◆ **WHAT THE TASK ASKS**:
What follows is a set of records; restate each one word for word and drop the pictures.

[Figure contents as structured data]
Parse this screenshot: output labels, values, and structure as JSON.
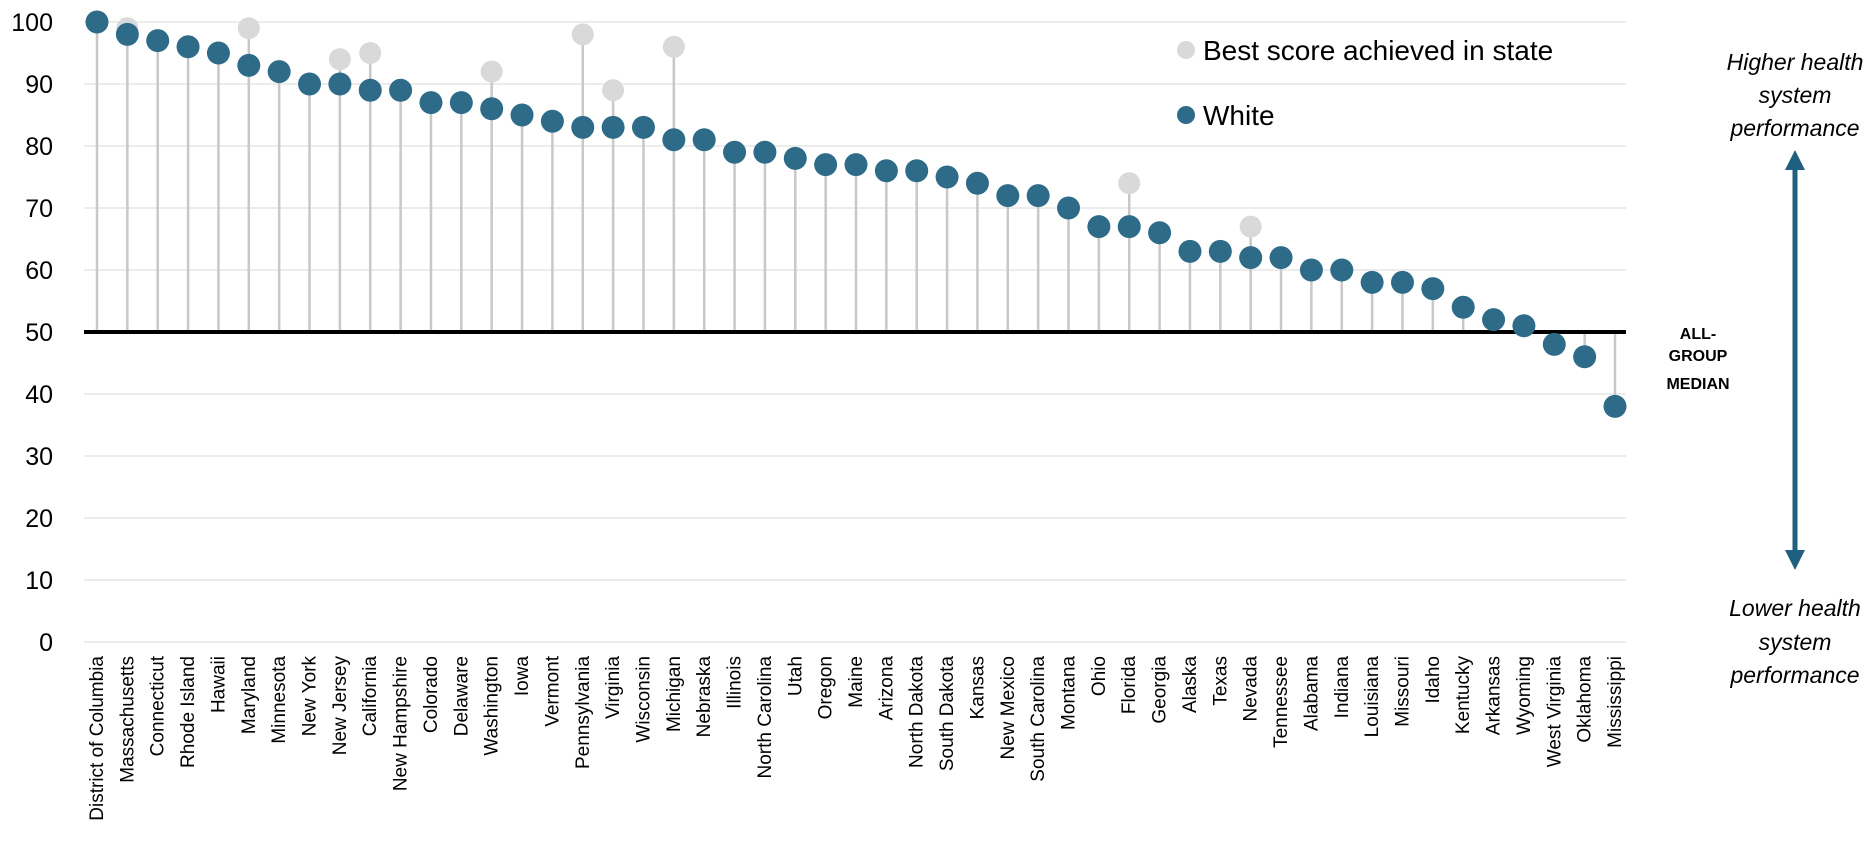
{
  "chart_data": {
    "type": "scatter",
    "subtype": "lollipop",
    "ylim": [
      0,
      100
    ],
    "yticks": [
      0,
      10,
      20,
      30,
      40,
      50,
      60,
      70,
      80,
      90,
      100
    ],
    "grid": true,
    "reference_line": {
      "value": 50,
      "label_lines": [
        "ALL-",
        "GROUP",
        "MEDIAN"
      ]
    },
    "legend": {
      "position": "top-right"
    },
    "categories": [
      "District of Columbia",
      "Massachusetts",
      "Connecticut",
      "Rhode Island",
      "Hawaii",
      "Maryland",
      "Minnesota",
      "New York",
      "New Jersey",
      "California",
      "New Hampshire",
      "Colorado",
      "Delaware",
      "Washington",
      "Iowa",
      "Vermont",
      "Pennsylvania",
      "Virginia",
      "Wisconsin",
      "Michigan",
      "Nebraska",
      "Illinois",
      "North Carolina",
      "Utah",
      "Oregon",
      "Maine",
      "Arizona",
      "North Dakota",
      "South Dakota",
      "Kansas",
      "New Mexico",
      "South Carolina",
      "Montana",
      "Ohio",
      "Florida",
      "Georgia",
      "Alaska",
      "Texas",
      "Nevada",
      "Tennessee",
      "Alabama",
      "Indiana",
      "Louisiana",
      "Missouri",
      "Idaho",
      "Kentucky",
      "Arkansas",
      "Wyoming",
      "West Virginia",
      "Oklahoma",
      "Mississippi"
    ],
    "series": [
      {
        "name": "Best score achieved in state",
        "color": "#d9d9d9",
        "values": [
          100,
          99,
          97,
          96,
          95,
          99,
          92,
          90,
          94,
          95,
          89,
          87,
          87,
          92,
          85,
          84,
          98,
          89,
          83,
          96,
          81,
          79,
          79,
          78,
          77,
          77,
          76,
          76,
          75,
          74,
          72,
          72,
          70,
          67,
          74,
          66,
          63,
          63,
          67,
          62,
          60,
          60,
          58,
          58,
          57,
          54,
          52,
          51,
          48,
          46,
          38
        ]
      },
      {
        "name": "White",
        "color": "#2e6b89",
        "values": [
          100,
          98,
          97,
          96,
          95,
          93,
          92,
          90,
          90,
          89,
          89,
          87,
          87,
          86,
          85,
          84,
          83,
          83,
          83,
          81,
          81,
          79,
          79,
          78,
          77,
          77,
          76,
          76,
          75,
          74,
          72,
          72,
          70,
          67,
          67,
          66,
          63,
          63,
          62,
          62,
          60,
          60,
          58,
          58,
          57,
          54,
          52,
          51,
          48,
          46,
          38
        ]
      }
    ],
    "annotations": {
      "top": [
        "Higher health",
        "system",
        "performance"
      ],
      "bottom": [
        "Lower health",
        "system",
        "performance"
      ],
      "arrow_color": "#1f5f80"
    }
  }
}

◆ **COMPLETED EXERCISE**:
Parse this screenshot: output labels, values, and structure as JSON.
{
  "chart_data": {
    "type": "scatter",
    "subtype": "lollipop",
    "ylim": [
      0,
      100
    ],
    "yticks": [
      0,
      10,
      20,
      30,
      40,
      50,
      60,
      70,
      80,
      90,
      100
    ],
    "grid": true,
    "reference_line": {
      "value": 50,
      "label_lines": [
        "ALL-",
        "GROUP",
        "MEDIAN"
      ]
    },
    "legend": {
      "position": "top-right"
    },
    "categories": [
      "District of Columbia",
      "Massachusetts",
      "Connecticut",
      "Rhode Island",
      "Hawaii",
      "Maryland",
      "Minnesota",
      "New York",
      "New Jersey",
      "California",
      "New Hampshire",
      "Colorado",
      "Delaware",
      "Washington",
      "Iowa",
      "Vermont",
      "Pennsylvania",
      "Virginia",
      "Wisconsin",
      "Michigan",
      "Nebraska",
      "Illinois",
      "North Carolina",
      "Utah",
      "Oregon",
      "Maine",
      "Arizona",
      "North Dakota",
      "South Dakota",
      "Kansas",
      "New Mexico",
      "South Carolina",
      "Montana",
      "Ohio",
      "Florida",
      "Georgia",
      "Alaska",
      "Texas",
      "Nevada",
      "Tennessee",
      "Alabama",
      "Indiana",
      "Louisiana",
      "Missouri",
      "Idaho",
      "Kentucky",
      "Arkansas",
      "Wyoming",
      "West Virginia",
      "Oklahoma",
      "Mississippi"
    ],
    "series": [
      {
        "name": "Best score achieved in state",
        "color": "#d9d9d9",
        "values": [
          100,
          99,
          97,
          96,
          95,
          99,
          92,
          90,
          94,
          95,
          89,
          87,
          87,
          92,
          85,
          84,
          98,
          89,
          83,
          96,
          81,
          79,
          79,
          78,
          77,
          77,
          76,
          76,
          75,
          74,
          72,
          72,
          70,
          67,
          74,
          66,
          63,
          63,
          67,
          62,
          60,
          60,
          58,
          58,
          57,
          54,
          52,
          51,
          48,
          46,
          38
        ]
      },
      {
        "name": "White",
        "color": "#2e6b89",
        "values": [
          100,
          98,
          97,
          96,
          95,
          93,
          92,
          90,
          90,
          89,
          89,
          87,
          87,
          86,
          85,
          84,
          83,
          83,
          83,
          81,
          81,
          79,
          79,
          78,
          77,
          77,
          76,
          76,
          75,
          74,
          72,
          72,
          70,
          67,
          67,
          66,
          63,
          63,
          62,
          62,
          60,
          60,
          58,
          58,
          57,
          54,
          52,
          51,
          48,
          46,
          38
        ]
      }
    ],
    "annotations": {
      "top": [
        "Higher health",
        "system",
        "performance"
      ],
      "bottom": [
        "Lower health",
        "system",
        "performance"
      ],
      "arrow_color": "#1f5f80"
    }
  }
}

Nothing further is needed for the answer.